Given exercise
Your task is to reproduce the entries below word for word.

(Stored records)
━━━━━━━━━━━━━━━━━━━━

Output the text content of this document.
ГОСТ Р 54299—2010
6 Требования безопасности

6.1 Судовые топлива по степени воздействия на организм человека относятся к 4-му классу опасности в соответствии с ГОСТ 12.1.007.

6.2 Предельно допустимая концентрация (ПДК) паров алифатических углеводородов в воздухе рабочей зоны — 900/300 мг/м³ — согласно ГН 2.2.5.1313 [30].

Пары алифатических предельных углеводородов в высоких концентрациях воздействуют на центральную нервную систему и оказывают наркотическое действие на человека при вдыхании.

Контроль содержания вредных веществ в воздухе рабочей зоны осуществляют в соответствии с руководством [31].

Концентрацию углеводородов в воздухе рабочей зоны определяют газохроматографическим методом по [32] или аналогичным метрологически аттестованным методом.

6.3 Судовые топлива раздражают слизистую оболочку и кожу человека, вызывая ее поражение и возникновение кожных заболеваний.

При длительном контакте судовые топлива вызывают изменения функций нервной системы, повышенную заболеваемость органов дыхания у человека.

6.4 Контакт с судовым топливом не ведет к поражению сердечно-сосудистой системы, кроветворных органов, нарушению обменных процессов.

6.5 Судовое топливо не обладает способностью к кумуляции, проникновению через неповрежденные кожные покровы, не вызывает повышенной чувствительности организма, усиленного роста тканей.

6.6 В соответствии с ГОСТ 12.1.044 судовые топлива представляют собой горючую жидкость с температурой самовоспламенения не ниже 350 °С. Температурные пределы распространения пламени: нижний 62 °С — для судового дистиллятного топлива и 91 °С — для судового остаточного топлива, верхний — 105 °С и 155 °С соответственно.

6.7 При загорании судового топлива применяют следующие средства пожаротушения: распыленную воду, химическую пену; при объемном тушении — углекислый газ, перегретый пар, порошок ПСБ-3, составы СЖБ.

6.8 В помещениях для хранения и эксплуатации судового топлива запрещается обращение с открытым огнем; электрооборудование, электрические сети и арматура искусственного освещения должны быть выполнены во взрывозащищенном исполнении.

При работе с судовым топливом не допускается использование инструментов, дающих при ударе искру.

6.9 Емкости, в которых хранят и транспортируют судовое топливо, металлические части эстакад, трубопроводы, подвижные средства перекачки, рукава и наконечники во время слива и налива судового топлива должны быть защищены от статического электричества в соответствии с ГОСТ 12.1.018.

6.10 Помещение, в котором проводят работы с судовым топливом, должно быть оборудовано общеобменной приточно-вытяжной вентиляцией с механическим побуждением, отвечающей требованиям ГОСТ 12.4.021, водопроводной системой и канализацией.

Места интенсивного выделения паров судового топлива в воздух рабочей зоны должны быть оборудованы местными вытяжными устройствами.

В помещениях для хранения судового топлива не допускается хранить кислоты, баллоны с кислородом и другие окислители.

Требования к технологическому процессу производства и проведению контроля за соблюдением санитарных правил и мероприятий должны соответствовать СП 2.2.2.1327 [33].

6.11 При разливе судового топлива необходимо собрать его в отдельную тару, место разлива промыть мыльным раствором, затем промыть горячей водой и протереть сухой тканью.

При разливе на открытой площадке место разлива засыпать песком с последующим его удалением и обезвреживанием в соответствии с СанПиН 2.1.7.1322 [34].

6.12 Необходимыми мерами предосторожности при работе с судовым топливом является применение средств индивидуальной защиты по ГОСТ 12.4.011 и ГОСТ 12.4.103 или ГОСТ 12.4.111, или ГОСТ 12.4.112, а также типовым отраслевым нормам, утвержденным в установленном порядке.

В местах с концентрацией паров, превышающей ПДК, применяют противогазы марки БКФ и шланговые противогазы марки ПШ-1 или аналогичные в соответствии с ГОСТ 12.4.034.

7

━━━━━━━━━━━━━━━━━━━━

Worked answer
Output the text content of this document.
ГОСТ Р 54299—2010
6 Требования безопасности

6.1 Судовые топлива по степени воздействия на организм человека относятся к 4-му классу опасности в соответствии с ГОСТ 12.1.007.

6.2 Предельно допустимая концентрация (ПДК) паров алифатических углеводородов в воздухе рабочей зоны — 900/300 мг/м³ — согласно ГН 2.2.5.1313 [30].

Пары алифатических предельных углеводородов в высоких концентрациях воздействуют на центральную нервную систему и оказывают наркотическое действие на человека при вдыхании.

Контроль содержания вредных веществ в воздухе рабочей зоны осуществляют в соответствии с руководством [31].

Концентрацию углеводородов в воздухе рабочей зоны определяют газохроматографическим методом по [32] или аналогичным метрологически аттестованным методом.

6.3 Судовые топлива раздражают слизистую оболочку и кожу человека, вызывая ее поражение и возникновение кожных заболеваний.

При длительном контакте судовые топлива вызывают изменения функций нервной системы, повышенную заболеваемость органов дыхания у человека.

6.4 Контакт с судовым топливом не ведет к поражению сердечно-сосудистой системы, кроветворных органов, нарушению обменных процессов.

6.5 Судовое топливо не обладает способностью к кумуляции, проникновению через неповрежденные кожные покровы, не вызывает повышенной чувствительности организма, усиленного роста тканей.

6.6 В соответствии с ГОСТ 12.1.044 судовые топлива представляют собой горючую жидкость с температурой самовоспламенения не ниже 350 °С. Температурные пределы распространения пламени: нижний 62 °С — для судового дистиллятного топлива и 91 °С — для судового остаточного топлива, верхний — 105 °С и 155 °С соответственно.

6.7 При загорании судового топлива применяют следующие средства пожаротушения: распыленную воду, химическую пену; при объемном тушении — углекислый газ, перегретый пар, порошок ПСБ-3, составы СЖБ.

6.8 В помещениях для хранения и эксплуатации судового топлива запрещается обращение с открытым огнем; электрооборудование, электрические сети и арматура искусственного освещения должны быть выполнены во взрывозащищенном исполнении.

При работе с судовым топливом не допускается использование инструментов, дающих при ударе искру.

6.9 Емкости, в которых хранят и транспортируют судовое топливо, металлические части эстакад, трубопроводы, подвижные средства перекачки, рукава и наконечники во время слива и налива судового топлива должны быть защищены от статического электричества в соответствии с ГОСТ 12.1.018.

6.10 Помещение, в котором проводят работы с судовым топливом, должно быть оборудовано общеобменной приточно-вытяжной вентиляцией с механическим побуждением, отвечающей требованиям ГОСТ 12.4.021, водопроводной системой и канализацией.

Места интенсивного выделения паров судового топлива в воздух рабочей зоны должны быть оборудованы местными вытяжными устройствами.

В помещениях для хранения судового топлива не допускается хранить кислоты, баллоны с кислородом и другие окислители.

Требования к технологическому процессу производства и проведению контроля за соблюдением санитарных правил и мероприятий должны соответствовать СП 2.2.2.1327 [33].

6.11 При разливе судового топлива необходимо собрать его в отдельную тару, место разлива промыть мыльным раствором, затем промыть горячей водой и протереть сухой тканью.

При разливе на открытой площадке место разлива засыпать песком с последующим его удалением и обезвреживанием в соответствии с СанПиН 2.1.7.1322 [34].

6.12 Необходимыми мерами предосторожности при работе с судовым топливом является применение средств индивидуальной защиты по ГОСТ 12.4.011 и ГОСТ 12.4.103 или ГОСТ 12.4.111, или ГОСТ 12.4.112, а также типовым отраслевым нормам, утвержденным в установленном порядке.

В местах с концентрацией паров, превышающей ПДК, применяют противогазы марки БКФ и шланговые противогазы марки ПШ-1 или аналогичные в соответствии с ГОСТ 12.4.034.

7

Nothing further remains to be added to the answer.